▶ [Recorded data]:
========================================================================
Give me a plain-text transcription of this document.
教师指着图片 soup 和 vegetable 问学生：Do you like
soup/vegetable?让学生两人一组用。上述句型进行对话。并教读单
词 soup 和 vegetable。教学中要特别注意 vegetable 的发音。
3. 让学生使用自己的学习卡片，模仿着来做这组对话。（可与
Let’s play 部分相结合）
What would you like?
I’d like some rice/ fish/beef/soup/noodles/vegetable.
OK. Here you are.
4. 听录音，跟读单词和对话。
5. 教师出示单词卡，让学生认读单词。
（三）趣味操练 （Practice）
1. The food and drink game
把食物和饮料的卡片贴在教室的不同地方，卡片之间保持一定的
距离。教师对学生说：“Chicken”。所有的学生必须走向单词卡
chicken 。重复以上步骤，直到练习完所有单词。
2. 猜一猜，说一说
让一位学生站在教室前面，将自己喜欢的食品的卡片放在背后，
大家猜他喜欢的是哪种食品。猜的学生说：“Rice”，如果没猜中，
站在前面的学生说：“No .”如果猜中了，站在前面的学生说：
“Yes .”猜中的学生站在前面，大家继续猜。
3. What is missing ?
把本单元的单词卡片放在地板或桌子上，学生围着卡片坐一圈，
========================================================================
▶ [Instructions to follow]: Reproduce the material exactly, with every line intact.

▶ [Solution to the exercise]:
Give me a plain-text transcription of this document.
教师指着图片 soup 和 vegetable 问学生：Do you like
soup/vegetable?让学生两人一组用。上述句型进行对话。并教读单
词 soup 和 vegetable。教学中要特别注意 vegetable 的发音。
3. 让学生使用自己的学习卡片，模仿着来做这组对话。（可与
Let’s play 部分相结合）
What would you like?
I’d like some rice/ fish/beef/soup/noodles/vegetable.
OK. Here you are.
4. 听录音，跟读单词和对话。
5. 教师出示单词卡，让学生认读单词。
（三）趣味操练 （Practice）
1. The food and drink game
把食物和饮料的卡片贴在教室的不同地方，卡片之间保持一定的
距离。教师对学生说：“Chicken”。所有的学生必须走向单词卡
chicken 。重复以上步骤，直到练习完所有单词。
2. 猜一猜，说一说
让一位学生站在教室前面，将自己喜欢的食品的卡片放在背后，
大家猜他喜欢的是哪种食品。猜的学生说：“Rice”，如果没猜中，
站在前面的学生说：“No .”如果猜中了，站在前面的学生说：
“Yes .”猜中的学生站在前面，大家继续猜。
3. What is missing ?
把本单元的单词卡片放在地板或桌子上，学生围着卡片坐一圈，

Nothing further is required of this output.